▶ **Data listing**:
/---

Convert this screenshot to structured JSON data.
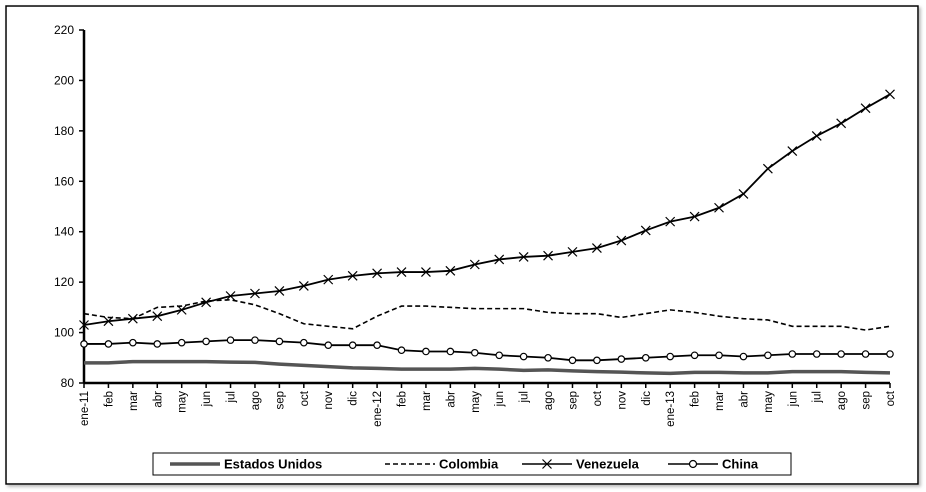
{
  "chart_data": {
    "type": "line",
    "title": "",
    "xlabel": "",
    "ylabel": "",
    "ylim": [
      80,
      220
    ],
    "yticks": [
      80,
      100,
      120,
      140,
      160,
      180,
      200,
      220
    ],
    "grid": false,
    "legend_position": "bottom",
    "categories": [
      "ene-11",
      "feb",
      "mar",
      "abr",
      "may",
      "jun",
      "jul",
      "ago",
      "sep",
      "oct",
      "nov",
      "dic",
      "ene-12",
      "feb",
      "mar",
      "abr",
      "may",
      "jun",
      "jul",
      "ago",
      "sep",
      "oct",
      "nov",
      "dic",
      "ene-13",
      "feb",
      "mar",
      "abr",
      "may",
      "jun",
      "jul",
      "ago",
      "sep",
      "oct"
    ],
    "series": [
      {
        "name": "Estados Unidos",
        "style": "solid-thick",
        "color": "#555555",
        "values": [
          88,
          88,
          88.5,
          88.5,
          88.5,
          88.5,
          88.3,
          88.2,
          87.5,
          87,
          86.5,
          86,
          85.8,
          85.5,
          85.5,
          85.5,
          85.8,
          85.5,
          85,
          85.2,
          84.8,
          84.5,
          84.3,
          84,
          83.8,
          84.2,
          84.2,
          84,
          84,
          84.5,
          84.5,
          84.5,
          84.2,
          84
        ]
      },
      {
        "name": "Colombia",
        "style": "dashed",
        "color": "#000000",
        "values": [
          107.5,
          106,
          105.5,
          110,
          110.5,
          112.5,
          113,
          111,
          107.5,
          103.5,
          102.5,
          101.5,
          106.5,
          110.5,
          110.5,
          110,
          109.5,
          109.5,
          109.5,
          108,
          107.5,
          107.5,
          106,
          107.5,
          109,
          108,
          106.5,
          105.5,
          105,
          102.5,
          102.5,
          102.5,
          101,
          102.5
        ]
      },
      {
        "name": "Venezuela",
        "style": "solid-cross",
        "color": "#000000",
        "values": [
          103,
          104.5,
          105.5,
          106.5,
          109,
          112,
          114.5,
          115.5,
          116.5,
          118.5,
          121,
          122.5,
          123.5,
          124,
          124,
          124.5,
          127,
          129,
          130,
          130.5,
          132,
          133.5,
          136.5,
          140.5,
          144,
          146,
          149.5,
          155,
          165,
          172,
          178,
          183,
          189,
          194.5
        ]
      },
      {
        "name": "China",
        "style": "solid-circle",
        "color": "#000000",
        "values": [
          95.5,
          95.5,
          96,
          95.5,
          96,
          96.5,
          97,
          97,
          96.5,
          96,
          95,
          95,
          95,
          93,
          92.5,
          92.5,
          92,
          91,
          90.5,
          90,
          89,
          89,
          89.5,
          90,
          90.5,
          91,
          91,
          90.5,
          91,
          91.5,
          91.5,
          91.5,
          91.5,
          91.5
        ]
      }
    ]
  }
}
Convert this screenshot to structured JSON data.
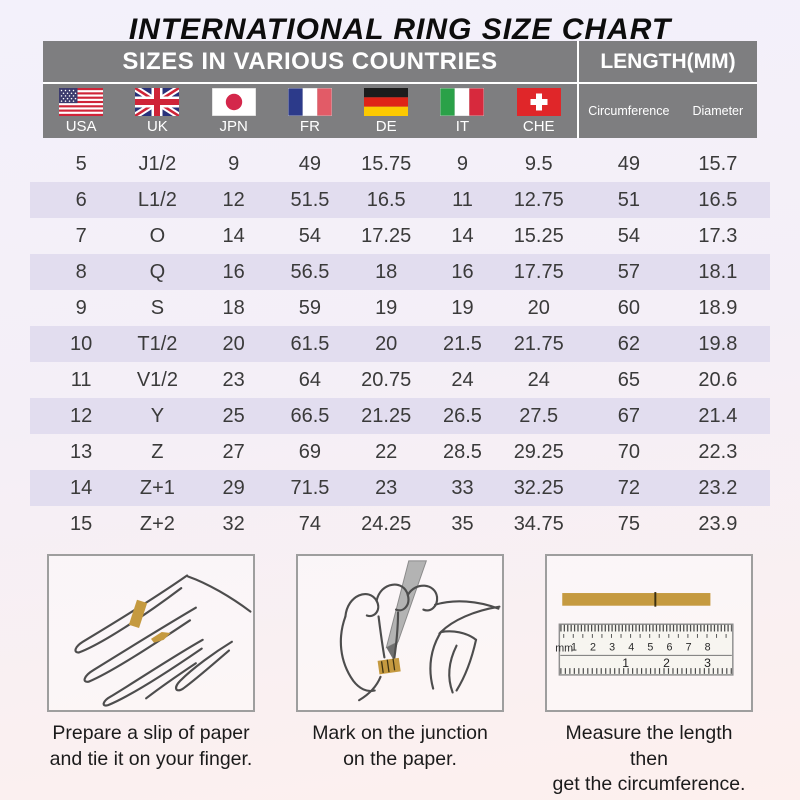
{
  "title": "INTERNATIONAL RING SIZE CHART",
  "table": {
    "countries_header": "SIZES IN VARIOUS COUNTRIES",
    "length_header": "LENGTH(MM)",
    "circumference_label": "Circumference",
    "diameter_label": "Diameter",
    "countries": [
      {
        "code": "USA",
        "flag": "usa-flag-icon"
      },
      {
        "code": "UK",
        "flag": "uk-flag-icon"
      },
      {
        "code": "JPN",
        "flag": "japan-flag-icon"
      },
      {
        "code": "FR",
        "flag": "france-flag-icon"
      },
      {
        "code": "DE",
        "flag": "germany-flag-icon"
      },
      {
        "code": "IT",
        "flag": "italy-flag-icon"
      },
      {
        "code": "CHE",
        "flag": "switzerland-flag-icon"
      }
    ],
    "rows": [
      [
        "5",
        "J1/2",
        "9",
        "49",
        "15.75",
        "9",
        "9.5",
        "49",
        "15.7"
      ],
      [
        "6",
        "L1/2",
        "12",
        "51.5",
        "16.5",
        "11",
        "12.75",
        "51",
        "16.5"
      ],
      [
        "7",
        "O",
        "14",
        "54",
        "17.25",
        "14",
        "15.25",
        "54",
        "17.3"
      ],
      [
        "8",
        "Q",
        "16",
        "56.5",
        "18",
        "16",
        "17.75",
        "57",
        "18.1"
      ],
      [
        "9",
        "S",
        "18",
        "59",
        "19",
        "19",
        "20",
        "60",
        "18.9"
      ],
      [
        "10",
        "T1/2",
        "20",
        "61.5",
        "20",
        "21.5",
        "21.75",
        "62",
        "19.8"
      ],
      [
        "11",
        "V1/2",
        "23",
        "64",
        "20.75",
        "24",
        "24",
        "65",
        "20.6"
      ],
      [
        "12",
        "Y",
        "25",
        "66.5",
        "21.25",
        "26.5",
        "27.5",
        "67",
        "21.4"
      ],
      [
        "13",
        "Z",
        "27",
        "69",
        "22",
        "28.5",
        "29.25",
        "70",
        "22.3"
      ],
      [
        "14",
        "Z+1",
        "29",
        "71.5",
        "23",
        "33",
        "32.25",
        "72",
        "23.2"
      ],
      [
        "15",
        "Z+2",
        "32",
        "74",
        "24.25",
        "35",
        "34.75",
        "75",
        "23.9"
      ]
    ]
  },
  "chart_data": {
    "type": "table",
    "title": "INTERNATIONAL RING SIZE CHART",
    "column_groups": [
      "SIZES IN VARIOUS COUNTRIES",
      "LENGTH(MM)"
    ],
    "columns": [
      "USA",
      "UK",
      "JPN",
      "FR",
      "DE",
      "IT",
      "CHE",
      "Circumference",
      "Diameter"
    ],
    "rows": [
      [
        "5",
        "J1/2",
        "9",
        "49",
        "15.75",
        "9",
        "9.5",
        "49",
        "15.7"
      ],
      [
        "6",
        "L1/2",
        "12",
        "51.5",
        "16.5",
        "11",
        "12.75",
        "51",
        "16.5"
      ],
      [
        "7",
        "O",
        "14",
        "54",
        "17.25",
        "14",
        "15.25",
        "54",
        "17.3"
      ],
      [
        "8",
        "Q",
        "16",
        "56.5",
        "18",
        "16",
        "17.75",
        "57",
        "18.1"
      ],
      [
        "9",
        "S",
        "18",
        "59",
        "19",
        "19",
        "20",
        "60",
        "18.9"
      ],
      [
        "10",
        "T1/2",
        "20",
        "61.5",
        "20",
        "21.5",
        "21.75",
        "62",
        "19.8"
      ],
      [
        "11",
        "V1/2",
        "23",
        "64",
        "20.75",
        "24",
        "24",
        "65",
        "20.6"
      ],
      [
        "12",
        "Y",
        "25",
        "66.5",
        "21.25",
        "26.5",
        "27.5",
        "67",
        "21.4"
      ],
      [
        "13",
        "Z",
        "27",
        "69",
        "22",
        "28.5",
        "29.25",
        "70",
        "22.3"
      ],
      [
        "14",
        "Z+1",
        "29",
        "71.5",
        "23",
        "33",
        "32.25",
        "72",
        "23.2"
      ],
      [
        "15",
        "Z+2",
        "32",
        "74",
        "24.25",
        "35",
        "34.75",
        "75",
        "23.9"
      ]
    ]
  },
  "instructions": [
    {
      "line1": "Prepare a slip of paper",
      "line2": "and tie it on your finger.",
      "illustration": "hand-with-paper-strip"
    },
    {
      "line1": "Mark on the junction",
      "line2": "on the paper.",
      "illustration": "hand-marking-with-pen"
    },
    {
      "line1": "Measure the length then",
      "line2": "get the circumference.",
      "illustration": "ruler-with-paper-strip"
    }
  ],
  "ruler": {
    "unit_label": "mm",
    "cm": [
      "1",
      "2",
      "3",
      "4",
      "5",
      "6",
      "7",
      "8"
    ],
    "inch": [
      "1",
      "2",
      "3"
    ]
  },
  "colors": {
    "header_bg": "#7e7e80",
    "band": "#e2ddef",
    "gold_strip": "#c59a40",
    "bg_top": "#f3f1fb",
    "bg_bottom": "#fdf0ee"
  }
}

\---

▶ **Your task**:
In the entries above, find each line with the word "SIZES" and show it.

▶ **Response for this exercise**:
    "countries_header": "SIZES IN VARIOUS COUNTRIES",
      "SIZES IN VARIOUS COUNTRIES",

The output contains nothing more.